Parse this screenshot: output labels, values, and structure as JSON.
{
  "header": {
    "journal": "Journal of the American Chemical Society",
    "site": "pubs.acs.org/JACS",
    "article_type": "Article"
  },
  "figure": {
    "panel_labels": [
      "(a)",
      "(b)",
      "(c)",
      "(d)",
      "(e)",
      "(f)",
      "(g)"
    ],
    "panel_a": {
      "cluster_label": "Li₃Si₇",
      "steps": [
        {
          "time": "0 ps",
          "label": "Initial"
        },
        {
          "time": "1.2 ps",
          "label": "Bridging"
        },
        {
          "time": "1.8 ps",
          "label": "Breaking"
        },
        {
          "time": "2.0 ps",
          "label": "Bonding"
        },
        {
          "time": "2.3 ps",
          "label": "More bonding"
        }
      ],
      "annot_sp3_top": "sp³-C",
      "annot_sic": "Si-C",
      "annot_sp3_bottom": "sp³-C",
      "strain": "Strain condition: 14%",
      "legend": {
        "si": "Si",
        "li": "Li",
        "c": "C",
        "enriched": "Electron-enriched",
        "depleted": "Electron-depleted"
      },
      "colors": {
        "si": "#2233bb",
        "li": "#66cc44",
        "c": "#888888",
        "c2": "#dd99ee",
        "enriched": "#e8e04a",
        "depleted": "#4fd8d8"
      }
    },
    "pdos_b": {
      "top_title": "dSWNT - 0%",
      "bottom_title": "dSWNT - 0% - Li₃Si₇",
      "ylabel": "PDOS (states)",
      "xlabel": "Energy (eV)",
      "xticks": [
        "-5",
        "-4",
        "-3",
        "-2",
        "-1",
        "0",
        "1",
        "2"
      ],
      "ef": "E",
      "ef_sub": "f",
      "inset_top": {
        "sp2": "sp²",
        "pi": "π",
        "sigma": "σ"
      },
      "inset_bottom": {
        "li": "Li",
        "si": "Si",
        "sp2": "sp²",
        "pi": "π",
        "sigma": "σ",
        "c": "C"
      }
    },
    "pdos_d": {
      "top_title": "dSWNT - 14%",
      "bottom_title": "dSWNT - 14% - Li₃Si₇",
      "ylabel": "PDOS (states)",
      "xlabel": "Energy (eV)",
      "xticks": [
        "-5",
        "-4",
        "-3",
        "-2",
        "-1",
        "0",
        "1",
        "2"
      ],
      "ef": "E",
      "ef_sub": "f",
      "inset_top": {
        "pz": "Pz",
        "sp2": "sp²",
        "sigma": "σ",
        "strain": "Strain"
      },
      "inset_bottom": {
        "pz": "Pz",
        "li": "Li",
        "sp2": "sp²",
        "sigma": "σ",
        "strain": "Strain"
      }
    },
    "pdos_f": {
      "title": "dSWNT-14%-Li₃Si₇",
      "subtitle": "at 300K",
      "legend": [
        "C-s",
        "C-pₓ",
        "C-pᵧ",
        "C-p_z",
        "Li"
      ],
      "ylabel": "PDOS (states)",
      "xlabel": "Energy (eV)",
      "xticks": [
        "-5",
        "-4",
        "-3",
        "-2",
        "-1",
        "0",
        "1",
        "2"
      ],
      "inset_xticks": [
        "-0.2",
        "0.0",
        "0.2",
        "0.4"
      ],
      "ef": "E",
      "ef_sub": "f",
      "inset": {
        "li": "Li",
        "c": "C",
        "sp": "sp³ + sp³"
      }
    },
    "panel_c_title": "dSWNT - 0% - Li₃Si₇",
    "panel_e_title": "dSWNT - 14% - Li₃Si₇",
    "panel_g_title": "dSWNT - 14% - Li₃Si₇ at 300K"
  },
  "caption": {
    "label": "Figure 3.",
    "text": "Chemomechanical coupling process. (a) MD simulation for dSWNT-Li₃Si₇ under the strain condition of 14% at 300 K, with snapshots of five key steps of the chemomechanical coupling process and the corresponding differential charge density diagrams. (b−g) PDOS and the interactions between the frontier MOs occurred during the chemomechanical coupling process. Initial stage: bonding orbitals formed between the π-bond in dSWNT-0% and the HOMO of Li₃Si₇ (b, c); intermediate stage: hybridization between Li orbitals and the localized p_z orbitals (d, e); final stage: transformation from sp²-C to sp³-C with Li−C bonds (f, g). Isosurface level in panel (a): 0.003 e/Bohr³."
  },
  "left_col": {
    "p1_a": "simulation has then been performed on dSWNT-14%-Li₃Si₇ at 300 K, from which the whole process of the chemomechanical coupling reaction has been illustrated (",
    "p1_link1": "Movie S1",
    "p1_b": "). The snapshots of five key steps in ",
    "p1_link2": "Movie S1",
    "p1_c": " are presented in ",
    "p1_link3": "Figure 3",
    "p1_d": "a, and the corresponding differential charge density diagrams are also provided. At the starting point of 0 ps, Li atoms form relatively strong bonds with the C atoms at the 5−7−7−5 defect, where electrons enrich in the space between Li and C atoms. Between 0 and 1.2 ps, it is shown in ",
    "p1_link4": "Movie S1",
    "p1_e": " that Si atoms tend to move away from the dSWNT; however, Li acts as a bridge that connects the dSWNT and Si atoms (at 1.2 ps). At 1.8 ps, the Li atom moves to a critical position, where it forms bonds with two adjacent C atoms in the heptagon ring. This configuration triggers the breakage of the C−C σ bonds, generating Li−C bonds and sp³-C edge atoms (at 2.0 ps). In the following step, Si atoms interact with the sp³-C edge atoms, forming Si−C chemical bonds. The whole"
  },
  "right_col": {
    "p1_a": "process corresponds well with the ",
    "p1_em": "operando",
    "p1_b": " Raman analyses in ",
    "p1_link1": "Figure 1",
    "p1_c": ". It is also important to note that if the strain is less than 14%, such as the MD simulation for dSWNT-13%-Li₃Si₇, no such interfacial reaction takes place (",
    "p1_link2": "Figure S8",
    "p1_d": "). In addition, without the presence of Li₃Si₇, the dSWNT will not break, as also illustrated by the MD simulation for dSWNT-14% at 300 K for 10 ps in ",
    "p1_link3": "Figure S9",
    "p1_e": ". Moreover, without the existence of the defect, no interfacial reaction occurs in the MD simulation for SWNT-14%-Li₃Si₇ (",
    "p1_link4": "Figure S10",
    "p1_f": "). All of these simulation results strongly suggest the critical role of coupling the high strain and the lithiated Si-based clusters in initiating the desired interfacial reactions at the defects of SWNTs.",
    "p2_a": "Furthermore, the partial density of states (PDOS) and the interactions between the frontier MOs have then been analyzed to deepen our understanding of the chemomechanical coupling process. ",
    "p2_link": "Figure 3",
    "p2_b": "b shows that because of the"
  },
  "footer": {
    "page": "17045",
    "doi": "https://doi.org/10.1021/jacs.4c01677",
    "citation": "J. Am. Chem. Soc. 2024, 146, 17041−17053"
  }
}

========================

Your task: Give back all the data exactly as written.

Result for this task:
Parse this screenshot: output labels, values, and structure as JSON.
{
  "header": {
    "journal": "Journal of the American Chemical Society",
    "site": "pubs.acs.org/JACS",
    "article_type": "Article"
  },
  "figure": {
    "panel_labels": [
      "(a)",
      "(b)",
      "(c)",
      "(d)",
      "(e)",
      "(f)",
      "(g)"
    ],
    "panel_a": {
      "cluster_label": "Li₃Si₇",
      "steps": [
        {
          "time": "0 ps",
          "label": "Initial"
        },
        {
          "time": "1.2 ps",
          "label": "Bridging"
        },
        {
          "time": "1.8 ps",
          "label": "Breaking"
        },
        {
          "time": "2.0 ps",
          "label": "Bonding"
        },
        {
          "time": "2.3 ps",
          "label": "More bonding"
        }
      ],
      "annot_sp3_top": "sp³-C",
      "annot_sic": "Si-C",
      "annot_sp3_bottom": "sp³-C",
      "strain": "Strain condition: 14%",
      "legend": {
        "si": "Si",
        "li": "Li",
        "c": "C",
        "enriched": "Electron-enriched",
        "depleted": "Electron-depleted"
      },
      "colors": {
        "si": "#2233bb",
        "li": "#66cc44",
        "c": "#888888",
        "c2": "#dd99ee",
        "enriched": "#e8e04a",
        "depleted": "#4fd8d8"
      }
    },
    "pdos_b": {
      "top_title": "dSWNT - 0%",
      "bottom_title": "dSWNT - 0% - Li₃Si₇",
      "ylabel": "PDOS (states)",
      "xlabel": "Energy (eV)",
      "xticks": [
        "-5",
        "-4",
        "-3",
        "-2",
        "-1",
        "0",
        "1",
        "2"
      ],
      "ef": "E",
      "ef_sub": "f",
      "inset_top": {
        "sp2": "sp²",
        "pi": "π",
        "sigma": "σ"
      },
      "inset_bottom": {
        "li": "Li",
        "si": "Si",
        "sp2": "sp²",
        "pi": "π",
        "sigma": "σ",
        "c": "C"
      }
    },
    "pdos_d": {
      "top_title": "dSWNT - 14%",
      "bottom_title": "dSWNT - 14% - Li₃Si₇",
      "ylabel": "PDOS (states)",
      "xlabel": "Energy (eV)",
      "xticks": [
        "-5",
        "-4",
        "-3",
        "-2",
        "-1",
        "0",
        "1",
        "2"
      ],
      "ef": "E",
      "ef_sub": "f",
      "inset_top": {
        "pz": "Pz",
        "sp2": "sp²",
        "sigma": "σ",
        "strain": "Strain"
      },
      "inset_bottom": {
        "pz": "Pz",
        "li": "Li",
        "sp2": "sp²",
        "sigma": "σ",
        "strain": "Strain"
      }
    },
    "pdos_f": {
      "title": "dSWNT-14%-Li₃Si₇",
      "subtitle": "at 300K",
      "legend": [
        "C-s",
        "C-pₓ",
        "C-pᵧ",
        "C-p_z",
        "Li"
      ],
      "ylabel": "PDOS (states)",
      "xlabel": "Energy (eV)",
      "xticks": [
        "-5",
        "-4",
        "-3",
        "-2",
        "-1",
        "0",
        "1",
        "2"
      ],
      "inset_xticks": [
        "-0.2",
        "0.0",
        "0.2",
        "0.4"
      ],
      "ef": "E",
      "ef_sub": "f",
      "inset": {
        "li": "Li",
        "c": "C",
        "sp": "sp³ + sp³"
      }
    },
    "panel_c_title": "dSWNT - 0% - Li₃Si₇",
    "panel_e_title": "dSWNT - 14% - Li₃Si₇",
    "panel_g_title": "dSWNT - 14% - Li₃Si₇ at 300K"
  },
  "caption": {
    "label": "Figure 3.",
    "text": "Chemomechanical coupling process. (a) MD simulation for dSWNT-Li₃Si₇ under the strain condition of 14% at 300 K, with snapshots of five key steps of the chemomechanical coupling process and the corresponding differential charge density diagrams. (b−g) PDOS and the interactions between the frontier MOs occurred during the chemomechanical coupling process. Initial stage: bonding orbitals formed between the π-bond in dSWNT-0% and the HOMO of Li₃Si₇ (b, c); intermediate stage: hybridization between Li orbitals and the localized p_z orbitals (d, e); final stage: transformation from sp²-C to sp³-C with Li−C bonds (f, g). Isosurface level in panel (a): 0.003 e/Bohr³."
  },
  "left_col": {
    "p1_a": "simulation has then been performed on dSWNT-14%-Li₃Si₇ at 300 K, from which the whole process of the chemomechanical coupling reaction has been illustrated (",
    "p1_link1": "Movie S1",
    "p1_b": "). The snapshots of five key steps in ",
    "p1_link2": "Movie S1",
    "p1_c": " are presented in ",
    "p1_link3": "Figure 3",
    "p1_d": "a, and the corresponding differential charge density diagrams are also provided. At the starting point of 0 ps, Li atoms form relatively strong bonds with the C atoms at the 5−7−7−5 defect, where electrons enrich in the space between Li and C atoms. Between 0 and 1.2 ps, it is shown in ",
    "p1_link4": "Movie S1",
    "p1_e": " that Si atoms tend to move away from the dSWNT; however, Li acts as a bridge that connects the dSWNT and Si atoms (at 1.2 ps). At 1.8 ps, the Li atom moves to a critical position, where it forms bonds with two adjacent C atoms in the heptagon ring. This configuration triggers the breakage of the C−C σ bonds, generating Li−C bonds and sp³-C edge atoms (at 2.0 ps). In the following step, Si atoms interact with the sp³-C edge atoms, forming Si−C chemical bonds. The whole"
  },
  "right_col": {
    "p1_a": "process corresponds well with the ",
    "p1_em": "operando",
    "p1_b": " Raman analyses in ",
    "p1_link1": "Figure 1",
    "p1_c": ". It is also important to note that if the strain is less than 14%, such as the MD simulation for dSWNT-13%-Li₃Si₇, no such interfacial reaction takes place (",
    "p1_link2": "Figure S8",
    "p1_d": "). In addition, without the presence of Li₃Si₇, the dSWNT will not break, as also illustrated by the MD simulation for dSWNT-14% at 300 K for 10 ps in ",
    "p1_link3": "Figure S9",
    "p1_e": ". Moreover, without the existence of the defect, no interfacial reaction occurs in the MD simulation for SWNT-14%-Li₃Si₇ (",
    "p1_link4": "Figure S10",
    "p1_f": "). All of these simulation results strongly suggest the critical role of coupling the high strain and the lithiated Si-based clusters in initiating the desired interfacial reactions at the defects of SWNTs.",
    "p2_a": "Furthermore, the partial density of states (PDOS) and the interactions between the frontier MOs have then been analyzed to deepen our understanding of the chemomechanical coupling process. ",
    "p2_link": "Figure 3",
    "p2_b": "b shows that because of the"
  },
  "footer": {
    "page": "17045",
    "doi": "https://doi.org/10.1021/jacs.4c01677",
    "citation": "J. Am. Chem. Soc. 2024, 146, 17041−17053"
  }
}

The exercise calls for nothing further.